Every entry that follows should be reproduced exactly.

Records supplied:
* START *

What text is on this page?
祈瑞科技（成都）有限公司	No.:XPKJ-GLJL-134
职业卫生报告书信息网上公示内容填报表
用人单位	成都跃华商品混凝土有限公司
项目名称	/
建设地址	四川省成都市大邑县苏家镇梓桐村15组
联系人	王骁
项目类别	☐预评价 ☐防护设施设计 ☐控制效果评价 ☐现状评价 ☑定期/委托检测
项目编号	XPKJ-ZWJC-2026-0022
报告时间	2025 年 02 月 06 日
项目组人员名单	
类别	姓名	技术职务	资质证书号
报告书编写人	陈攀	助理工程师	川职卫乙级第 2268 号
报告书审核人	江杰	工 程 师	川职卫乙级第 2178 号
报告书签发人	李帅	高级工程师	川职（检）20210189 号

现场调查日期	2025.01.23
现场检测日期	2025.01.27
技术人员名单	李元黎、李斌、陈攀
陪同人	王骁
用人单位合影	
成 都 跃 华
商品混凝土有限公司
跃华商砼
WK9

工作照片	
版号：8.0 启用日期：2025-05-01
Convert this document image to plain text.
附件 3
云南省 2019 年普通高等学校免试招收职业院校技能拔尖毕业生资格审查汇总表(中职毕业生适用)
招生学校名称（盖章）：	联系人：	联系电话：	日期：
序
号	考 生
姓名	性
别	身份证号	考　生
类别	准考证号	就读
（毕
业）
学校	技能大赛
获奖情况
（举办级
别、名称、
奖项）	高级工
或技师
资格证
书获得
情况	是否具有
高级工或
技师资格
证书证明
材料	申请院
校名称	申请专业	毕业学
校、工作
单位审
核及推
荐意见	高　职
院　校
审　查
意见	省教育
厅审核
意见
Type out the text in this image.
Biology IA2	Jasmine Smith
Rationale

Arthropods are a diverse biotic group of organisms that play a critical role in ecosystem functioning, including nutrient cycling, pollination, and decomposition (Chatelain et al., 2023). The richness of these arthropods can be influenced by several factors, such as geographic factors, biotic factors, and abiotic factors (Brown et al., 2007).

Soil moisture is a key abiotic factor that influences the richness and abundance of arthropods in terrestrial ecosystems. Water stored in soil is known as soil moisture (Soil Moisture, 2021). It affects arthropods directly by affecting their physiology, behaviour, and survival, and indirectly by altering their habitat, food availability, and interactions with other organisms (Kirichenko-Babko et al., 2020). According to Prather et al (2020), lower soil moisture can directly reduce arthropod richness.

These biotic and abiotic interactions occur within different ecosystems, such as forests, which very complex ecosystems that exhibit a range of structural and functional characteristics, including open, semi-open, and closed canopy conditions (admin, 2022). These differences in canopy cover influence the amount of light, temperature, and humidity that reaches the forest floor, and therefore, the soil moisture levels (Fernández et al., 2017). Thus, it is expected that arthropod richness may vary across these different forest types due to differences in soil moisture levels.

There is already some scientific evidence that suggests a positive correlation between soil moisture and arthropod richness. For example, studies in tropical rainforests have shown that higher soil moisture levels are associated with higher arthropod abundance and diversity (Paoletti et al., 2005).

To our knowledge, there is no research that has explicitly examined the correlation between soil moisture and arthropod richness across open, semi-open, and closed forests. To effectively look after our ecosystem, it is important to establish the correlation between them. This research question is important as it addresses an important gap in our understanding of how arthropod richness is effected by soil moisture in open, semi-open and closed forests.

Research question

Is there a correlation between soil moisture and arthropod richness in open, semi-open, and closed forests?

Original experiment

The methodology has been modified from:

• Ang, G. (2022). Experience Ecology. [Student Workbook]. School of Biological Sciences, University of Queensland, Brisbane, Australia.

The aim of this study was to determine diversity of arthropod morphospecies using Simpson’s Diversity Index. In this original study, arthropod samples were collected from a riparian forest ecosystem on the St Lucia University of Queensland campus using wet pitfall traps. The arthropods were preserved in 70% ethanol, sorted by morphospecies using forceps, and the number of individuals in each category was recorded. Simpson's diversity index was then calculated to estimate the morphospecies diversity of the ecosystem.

* END *

Output for this task:
What text is on this page?
祈瑞科技（成都）有限公司	No.:XPKJ-GLJL-134
职业卫生报告书信息网上公示内容填报表
用人单位	成都跃华商品混凝土有限公司
项目名称	/
建设地址	四川省成都市大邑县苏家镇梓桐村15组
联系人	王骁
项目类别	☐预评价 ☐防护设施设计 ☐控制效果评价 ☐现状评价 ☑定期/委托检测
项目编号	XPKJ-ZWJC-2026-0022
报告时间	2025 年 02 月 06 日
项目组人员名单	
类别	姓名	技术职务	资质证书号
报告书编写人	陈攀	助理工程师	川职卫乙级第 2268 号
报告书审核人	江杰	工 程 师	川职卫乙级第 2178 号
报告书签发人	李帅	高级工程师	川职（检）20210189 号

现场调查日期	2025.01.23
现场检测日期	2025.01.27
技术人员名单	李元黎、李斌、陈攀
陪同人	王骁
用人单位合影	
成 都 跃 华
商品混凝土有限公司
跃华商砼
WK9

工作照片	
版号：8.0 启用日期：2025-05-01
Convert this document image to plain text.
附件 3
云南省 2019 年普通高等学校免试招收职业院校技能拔尖毕业生资格审查汇总表(中职毕业生适用)
招生学校名称（盖章）：	联系人：	联系电话：	日期：
序
号	考 生
姓名	性
别	身份证号	考　生
类别	准考证号	就读
（毕
业）
学校	技能大赛
获奖情况
（举办级
别、名称、
奖项）	高级工
或技师
资格证
书获得
情况	是否具有
高级工或
技师资格
证书证明
材料	申请院
校名称	申请专业	毕业学
校、工作
单位审
核及推
荐意见	高　职
院　校
审　查
意见	省教育
厅审核
意见
Type out the text in this image.
Biology IA2	Jasmine Smith
Rationale

Arthropods are a diverse biotic group of organisms that play a critical role in ecosystem functioning, including nutrient cycling, pollination, and decomposition (Chatelain et al., 2023). The richness of these arthropods can be influenced by several factors, such as geographic factors, biotic factors, and abiotic factors (Brown et al., 2007).

Soil moisture is a key abiotic factor that influences the richness and abundance of arthropods in terrestrial ecosystems. Water stored in soil is known as soil moisture (Soil Moisture, 2021). It affects arthropods directly by affecting their physiology, behaviour, and survival, and indirectly by altering their habitat, food availability, and interactions with other organisms (Kirichenko-Babko et al., 2020). According to Prather et al (2020), lower soil moisture can directly reduce arthropod richness.

These biotic and abiotic interactions occur within different ecosystems, such as forests, which very complex ecosystems that exhibit a range of structural and functional characteristics, including open, semi-open, and closed canopy conditions (admin, 2022). These differences in canopy cover influence the amount of light, temperature, and humidity that reaches the forest floor, and therefore, the soil moisture levels (Fernández et al., 2017). Thus, it is expected that arthropod richness may vary across these different forest types due to differences in soil moisture levels.

There is already some scientific evidence that suggests a positive correlation between soil moisture and arthropod richness. For example, studies in tropical rainforests have shown that higher soil moisture levels are associated with higher arthropod abundance and diversity (Paoletti et al., 2005).

To our knowledge, there is no research that has explicitly examined the correlation between soil moisture and arthropod richness across open, semi-open, and closed forests. To effectively look after our ecosystem, it is important to establish the correlation between them. This research question is important as it addresses an important gap in our understanding of how arthropod richness is effected by soil moisture in open, semi-open and closed forests.

Research question

Is there a correlation between soil moisture and arthropod richness in open, semi-open, and closed forests?

Original experiment

The methodology has been modified from:

• Ang, G. (2022). Experience Ecology. [Student Workbook]. School of Biological Sciences, University of Queensland, Brisbane, Australia.

The aim of this study was to determine diversity of arthropod morphospecies using Simpson’s Diversity Index. In this original study, arthropod samples were collected from a riparian forest ecosystem on the St Lucia University of Queensland campus using wet pitfall traps. The arthropods were preserved in 70% ethanol, sorted by morphospecies using forceps, and the number of individuals in each category was recorded. Simpson's diversity index was then calculated to estimate the morphospecies diversity of the ecosystem.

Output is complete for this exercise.